Start PROVIDED DATA

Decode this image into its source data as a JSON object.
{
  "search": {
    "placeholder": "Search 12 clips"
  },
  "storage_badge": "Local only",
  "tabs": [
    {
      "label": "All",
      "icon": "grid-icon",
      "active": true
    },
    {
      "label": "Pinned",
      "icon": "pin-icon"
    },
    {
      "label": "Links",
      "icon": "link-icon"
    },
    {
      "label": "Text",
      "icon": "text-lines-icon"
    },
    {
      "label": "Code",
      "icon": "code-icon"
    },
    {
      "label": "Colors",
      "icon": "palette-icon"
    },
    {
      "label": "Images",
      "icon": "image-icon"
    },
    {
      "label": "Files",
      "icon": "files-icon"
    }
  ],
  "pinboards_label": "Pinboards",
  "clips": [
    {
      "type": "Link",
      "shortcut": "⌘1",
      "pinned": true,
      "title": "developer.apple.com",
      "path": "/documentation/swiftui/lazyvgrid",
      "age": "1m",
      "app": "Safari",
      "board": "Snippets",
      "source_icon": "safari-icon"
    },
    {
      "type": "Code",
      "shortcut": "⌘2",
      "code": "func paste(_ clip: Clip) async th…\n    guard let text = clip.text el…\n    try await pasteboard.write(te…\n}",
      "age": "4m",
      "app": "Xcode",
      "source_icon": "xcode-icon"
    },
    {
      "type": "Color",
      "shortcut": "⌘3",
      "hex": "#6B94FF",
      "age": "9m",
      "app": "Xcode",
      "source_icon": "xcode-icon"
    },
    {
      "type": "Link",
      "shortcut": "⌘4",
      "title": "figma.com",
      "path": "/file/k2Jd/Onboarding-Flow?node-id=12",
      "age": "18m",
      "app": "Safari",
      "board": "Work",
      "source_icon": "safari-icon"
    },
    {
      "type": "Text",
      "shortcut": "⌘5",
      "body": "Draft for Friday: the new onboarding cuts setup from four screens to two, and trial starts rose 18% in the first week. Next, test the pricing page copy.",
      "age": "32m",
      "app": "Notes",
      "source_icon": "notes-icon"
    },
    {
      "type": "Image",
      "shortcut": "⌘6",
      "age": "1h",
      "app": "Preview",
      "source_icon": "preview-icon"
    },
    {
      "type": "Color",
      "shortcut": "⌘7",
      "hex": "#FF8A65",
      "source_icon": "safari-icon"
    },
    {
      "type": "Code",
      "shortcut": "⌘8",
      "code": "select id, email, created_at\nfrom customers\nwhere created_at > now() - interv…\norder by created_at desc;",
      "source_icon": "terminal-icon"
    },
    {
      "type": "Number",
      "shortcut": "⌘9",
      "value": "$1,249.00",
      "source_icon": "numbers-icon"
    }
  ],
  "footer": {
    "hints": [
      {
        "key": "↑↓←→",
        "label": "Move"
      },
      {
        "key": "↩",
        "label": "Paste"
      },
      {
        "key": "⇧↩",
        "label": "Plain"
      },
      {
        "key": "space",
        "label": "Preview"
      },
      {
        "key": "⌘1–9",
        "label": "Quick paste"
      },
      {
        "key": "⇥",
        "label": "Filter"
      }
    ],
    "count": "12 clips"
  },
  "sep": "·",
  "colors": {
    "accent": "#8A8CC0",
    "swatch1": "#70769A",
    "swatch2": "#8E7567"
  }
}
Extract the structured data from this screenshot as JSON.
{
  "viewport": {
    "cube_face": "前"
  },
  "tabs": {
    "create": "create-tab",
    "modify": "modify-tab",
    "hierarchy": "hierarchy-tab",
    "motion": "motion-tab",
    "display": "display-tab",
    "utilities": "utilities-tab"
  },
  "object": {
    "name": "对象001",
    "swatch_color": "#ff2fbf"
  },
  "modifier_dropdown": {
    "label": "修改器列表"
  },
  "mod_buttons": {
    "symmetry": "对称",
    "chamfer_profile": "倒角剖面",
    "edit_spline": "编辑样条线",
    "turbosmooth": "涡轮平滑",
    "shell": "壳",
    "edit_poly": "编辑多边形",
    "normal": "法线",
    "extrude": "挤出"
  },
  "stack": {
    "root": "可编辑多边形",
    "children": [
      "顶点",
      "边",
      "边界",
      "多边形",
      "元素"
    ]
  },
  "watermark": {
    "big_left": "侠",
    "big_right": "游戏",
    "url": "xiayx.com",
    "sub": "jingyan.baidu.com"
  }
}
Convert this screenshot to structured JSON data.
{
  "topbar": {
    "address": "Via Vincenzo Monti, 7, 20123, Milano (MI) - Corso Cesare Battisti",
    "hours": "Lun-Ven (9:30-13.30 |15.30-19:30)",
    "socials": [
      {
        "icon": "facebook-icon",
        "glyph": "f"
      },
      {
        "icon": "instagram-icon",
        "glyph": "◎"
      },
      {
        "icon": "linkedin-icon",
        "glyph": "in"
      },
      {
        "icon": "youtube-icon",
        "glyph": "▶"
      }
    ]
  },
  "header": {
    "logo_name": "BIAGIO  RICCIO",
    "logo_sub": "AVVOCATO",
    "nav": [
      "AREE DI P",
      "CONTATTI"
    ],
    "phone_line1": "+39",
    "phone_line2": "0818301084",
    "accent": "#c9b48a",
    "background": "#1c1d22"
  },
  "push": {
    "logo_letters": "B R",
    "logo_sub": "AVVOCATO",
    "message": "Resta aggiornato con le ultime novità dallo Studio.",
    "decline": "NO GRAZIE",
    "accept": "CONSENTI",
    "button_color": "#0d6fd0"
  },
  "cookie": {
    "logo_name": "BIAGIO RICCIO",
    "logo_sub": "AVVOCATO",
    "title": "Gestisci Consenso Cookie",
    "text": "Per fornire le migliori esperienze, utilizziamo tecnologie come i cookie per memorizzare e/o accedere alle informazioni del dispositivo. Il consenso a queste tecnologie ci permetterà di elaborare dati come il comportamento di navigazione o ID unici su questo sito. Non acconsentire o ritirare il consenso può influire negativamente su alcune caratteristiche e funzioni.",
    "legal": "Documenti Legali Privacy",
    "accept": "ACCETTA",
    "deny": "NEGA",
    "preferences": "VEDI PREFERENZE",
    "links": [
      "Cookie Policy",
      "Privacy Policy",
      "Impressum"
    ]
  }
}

End PROVIDED DATA

Scan the material line by line and report each one that contains "RICCIO".

    "logo_name": "BIAGIO  RICCIO",
    "logo_name": "BIAGIO RICCIO",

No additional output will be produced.